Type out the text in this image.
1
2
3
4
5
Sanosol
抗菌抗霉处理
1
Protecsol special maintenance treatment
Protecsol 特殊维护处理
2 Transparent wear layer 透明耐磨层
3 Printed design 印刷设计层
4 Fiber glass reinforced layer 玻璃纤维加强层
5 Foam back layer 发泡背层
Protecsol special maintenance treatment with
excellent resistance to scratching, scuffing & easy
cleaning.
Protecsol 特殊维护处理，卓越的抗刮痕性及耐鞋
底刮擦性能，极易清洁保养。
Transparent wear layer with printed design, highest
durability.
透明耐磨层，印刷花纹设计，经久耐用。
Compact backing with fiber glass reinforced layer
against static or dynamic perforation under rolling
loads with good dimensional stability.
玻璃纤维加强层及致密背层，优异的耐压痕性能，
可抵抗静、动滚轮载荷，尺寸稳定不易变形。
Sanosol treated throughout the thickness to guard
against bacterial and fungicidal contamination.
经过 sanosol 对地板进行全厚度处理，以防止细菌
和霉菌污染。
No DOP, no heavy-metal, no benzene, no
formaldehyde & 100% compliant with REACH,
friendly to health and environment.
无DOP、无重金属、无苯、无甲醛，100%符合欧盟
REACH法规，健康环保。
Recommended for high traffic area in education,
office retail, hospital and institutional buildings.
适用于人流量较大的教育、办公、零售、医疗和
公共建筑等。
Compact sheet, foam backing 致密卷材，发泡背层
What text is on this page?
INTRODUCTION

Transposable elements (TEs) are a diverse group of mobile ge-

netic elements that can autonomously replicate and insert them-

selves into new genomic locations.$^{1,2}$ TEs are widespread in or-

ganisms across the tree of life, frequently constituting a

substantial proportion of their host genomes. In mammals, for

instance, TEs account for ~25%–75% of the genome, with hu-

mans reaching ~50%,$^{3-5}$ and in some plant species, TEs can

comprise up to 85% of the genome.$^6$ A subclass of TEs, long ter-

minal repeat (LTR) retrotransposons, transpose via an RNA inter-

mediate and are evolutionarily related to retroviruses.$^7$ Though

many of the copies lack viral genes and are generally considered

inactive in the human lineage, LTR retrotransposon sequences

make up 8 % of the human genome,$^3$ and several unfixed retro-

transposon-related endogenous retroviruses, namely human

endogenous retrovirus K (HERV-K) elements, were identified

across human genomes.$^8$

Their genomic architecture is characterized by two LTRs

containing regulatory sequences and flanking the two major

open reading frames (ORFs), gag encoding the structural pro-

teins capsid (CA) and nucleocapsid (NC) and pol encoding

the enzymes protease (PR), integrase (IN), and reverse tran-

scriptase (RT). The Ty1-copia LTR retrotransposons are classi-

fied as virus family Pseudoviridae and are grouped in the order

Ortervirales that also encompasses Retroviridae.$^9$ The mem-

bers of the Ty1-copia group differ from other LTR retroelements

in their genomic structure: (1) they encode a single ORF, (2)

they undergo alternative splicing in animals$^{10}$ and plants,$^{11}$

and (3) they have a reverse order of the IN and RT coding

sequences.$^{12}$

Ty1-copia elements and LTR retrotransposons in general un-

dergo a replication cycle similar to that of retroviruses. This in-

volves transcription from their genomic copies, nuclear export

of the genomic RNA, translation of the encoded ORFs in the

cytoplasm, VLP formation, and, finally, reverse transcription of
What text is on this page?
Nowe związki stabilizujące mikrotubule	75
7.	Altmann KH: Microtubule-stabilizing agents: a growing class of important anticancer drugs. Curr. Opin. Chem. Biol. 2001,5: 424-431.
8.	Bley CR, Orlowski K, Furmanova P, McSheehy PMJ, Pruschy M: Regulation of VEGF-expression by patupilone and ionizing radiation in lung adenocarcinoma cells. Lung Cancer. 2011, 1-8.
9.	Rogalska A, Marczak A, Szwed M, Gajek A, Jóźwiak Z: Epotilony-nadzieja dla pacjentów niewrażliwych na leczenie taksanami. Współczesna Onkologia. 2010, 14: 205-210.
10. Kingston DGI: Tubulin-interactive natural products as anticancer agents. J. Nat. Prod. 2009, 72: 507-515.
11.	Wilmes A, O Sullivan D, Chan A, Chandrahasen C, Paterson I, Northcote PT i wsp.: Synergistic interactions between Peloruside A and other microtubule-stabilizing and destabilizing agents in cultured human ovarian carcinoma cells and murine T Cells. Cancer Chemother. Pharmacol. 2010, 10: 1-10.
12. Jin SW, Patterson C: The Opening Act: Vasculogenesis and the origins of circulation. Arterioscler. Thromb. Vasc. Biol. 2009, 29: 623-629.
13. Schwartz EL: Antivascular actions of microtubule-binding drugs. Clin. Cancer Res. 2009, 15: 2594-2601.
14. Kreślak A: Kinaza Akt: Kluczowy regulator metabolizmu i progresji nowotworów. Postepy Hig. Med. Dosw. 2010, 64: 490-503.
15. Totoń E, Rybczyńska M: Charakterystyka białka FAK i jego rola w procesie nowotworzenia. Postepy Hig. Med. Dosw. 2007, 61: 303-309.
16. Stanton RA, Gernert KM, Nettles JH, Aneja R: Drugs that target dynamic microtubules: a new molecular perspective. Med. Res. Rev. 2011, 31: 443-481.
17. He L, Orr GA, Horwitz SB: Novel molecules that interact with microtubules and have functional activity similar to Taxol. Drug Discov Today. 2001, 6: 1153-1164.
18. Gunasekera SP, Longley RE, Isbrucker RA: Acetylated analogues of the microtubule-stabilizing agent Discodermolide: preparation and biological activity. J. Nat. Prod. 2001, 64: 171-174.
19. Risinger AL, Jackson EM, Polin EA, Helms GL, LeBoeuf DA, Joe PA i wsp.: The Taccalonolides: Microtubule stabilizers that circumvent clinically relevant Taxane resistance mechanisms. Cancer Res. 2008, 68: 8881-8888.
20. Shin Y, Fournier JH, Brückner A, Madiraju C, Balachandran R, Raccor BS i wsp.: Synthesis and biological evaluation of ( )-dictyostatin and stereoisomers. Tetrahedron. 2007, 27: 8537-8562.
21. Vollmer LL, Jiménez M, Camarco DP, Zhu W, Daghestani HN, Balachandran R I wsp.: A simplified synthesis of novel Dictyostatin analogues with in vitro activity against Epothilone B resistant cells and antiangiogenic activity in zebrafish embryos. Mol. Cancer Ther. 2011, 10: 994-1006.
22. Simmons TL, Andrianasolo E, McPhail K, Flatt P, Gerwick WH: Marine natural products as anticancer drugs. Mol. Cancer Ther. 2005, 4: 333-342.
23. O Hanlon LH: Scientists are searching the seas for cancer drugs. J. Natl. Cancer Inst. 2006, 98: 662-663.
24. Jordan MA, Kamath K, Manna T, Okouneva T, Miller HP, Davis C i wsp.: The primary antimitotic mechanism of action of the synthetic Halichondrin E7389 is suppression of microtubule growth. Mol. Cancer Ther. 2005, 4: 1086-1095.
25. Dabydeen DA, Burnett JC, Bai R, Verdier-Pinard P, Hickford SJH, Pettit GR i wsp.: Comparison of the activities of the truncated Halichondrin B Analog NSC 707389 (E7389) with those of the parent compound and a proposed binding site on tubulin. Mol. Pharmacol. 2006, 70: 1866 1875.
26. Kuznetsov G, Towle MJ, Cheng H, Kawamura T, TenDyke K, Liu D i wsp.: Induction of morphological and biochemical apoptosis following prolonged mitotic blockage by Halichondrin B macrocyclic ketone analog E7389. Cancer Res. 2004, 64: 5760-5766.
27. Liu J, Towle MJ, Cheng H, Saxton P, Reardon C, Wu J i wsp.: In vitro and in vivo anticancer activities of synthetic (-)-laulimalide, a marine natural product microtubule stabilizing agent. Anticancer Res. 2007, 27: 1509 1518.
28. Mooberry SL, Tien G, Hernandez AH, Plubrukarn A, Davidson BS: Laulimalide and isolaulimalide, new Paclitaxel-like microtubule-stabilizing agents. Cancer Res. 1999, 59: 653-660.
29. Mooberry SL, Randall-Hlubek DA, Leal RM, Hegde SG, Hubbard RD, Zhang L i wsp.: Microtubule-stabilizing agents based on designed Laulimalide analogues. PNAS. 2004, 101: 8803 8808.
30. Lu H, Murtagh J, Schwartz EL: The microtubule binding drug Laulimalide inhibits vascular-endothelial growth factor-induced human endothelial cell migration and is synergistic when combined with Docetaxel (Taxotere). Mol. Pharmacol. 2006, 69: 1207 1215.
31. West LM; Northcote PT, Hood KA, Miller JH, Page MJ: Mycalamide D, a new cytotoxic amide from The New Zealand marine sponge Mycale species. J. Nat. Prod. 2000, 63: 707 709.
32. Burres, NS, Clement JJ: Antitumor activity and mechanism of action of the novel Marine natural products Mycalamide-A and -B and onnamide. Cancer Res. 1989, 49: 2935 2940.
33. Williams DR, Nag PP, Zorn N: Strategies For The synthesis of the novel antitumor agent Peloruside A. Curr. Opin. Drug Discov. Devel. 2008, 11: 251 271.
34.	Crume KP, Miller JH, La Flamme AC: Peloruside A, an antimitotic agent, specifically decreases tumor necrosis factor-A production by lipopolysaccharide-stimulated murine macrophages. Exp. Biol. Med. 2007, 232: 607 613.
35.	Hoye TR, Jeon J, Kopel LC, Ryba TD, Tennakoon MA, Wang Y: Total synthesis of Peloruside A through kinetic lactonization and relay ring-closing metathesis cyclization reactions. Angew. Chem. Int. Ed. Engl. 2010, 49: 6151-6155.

────────

→ Task directions
What belongs in the answer is each line of the data that has the word "activities".

→ Response to this task
25. Dabydeen DA, Burnett JC, Bai R, Verdier-Pinard P, Hickford SJH, Pettit GR i wsp.: Comparison of the activities of the truncated Halichondrin B Analog NSC 707389 (E7389) with those of the parent compound and a proposed binding site on tubulin. Mol. Pharmacol. 2006, 70: 1866 1875.
27. Liu J, Towle MJ, Cheng H, Saxton P, Reardon C, Wu J i wsp.: In vitro and in vivo anticancer activities of synthetic (-)-laulimalide, a marine natural product microtubule stabilizing agent. Anticancer Res. 2007, 27: 1509 1518.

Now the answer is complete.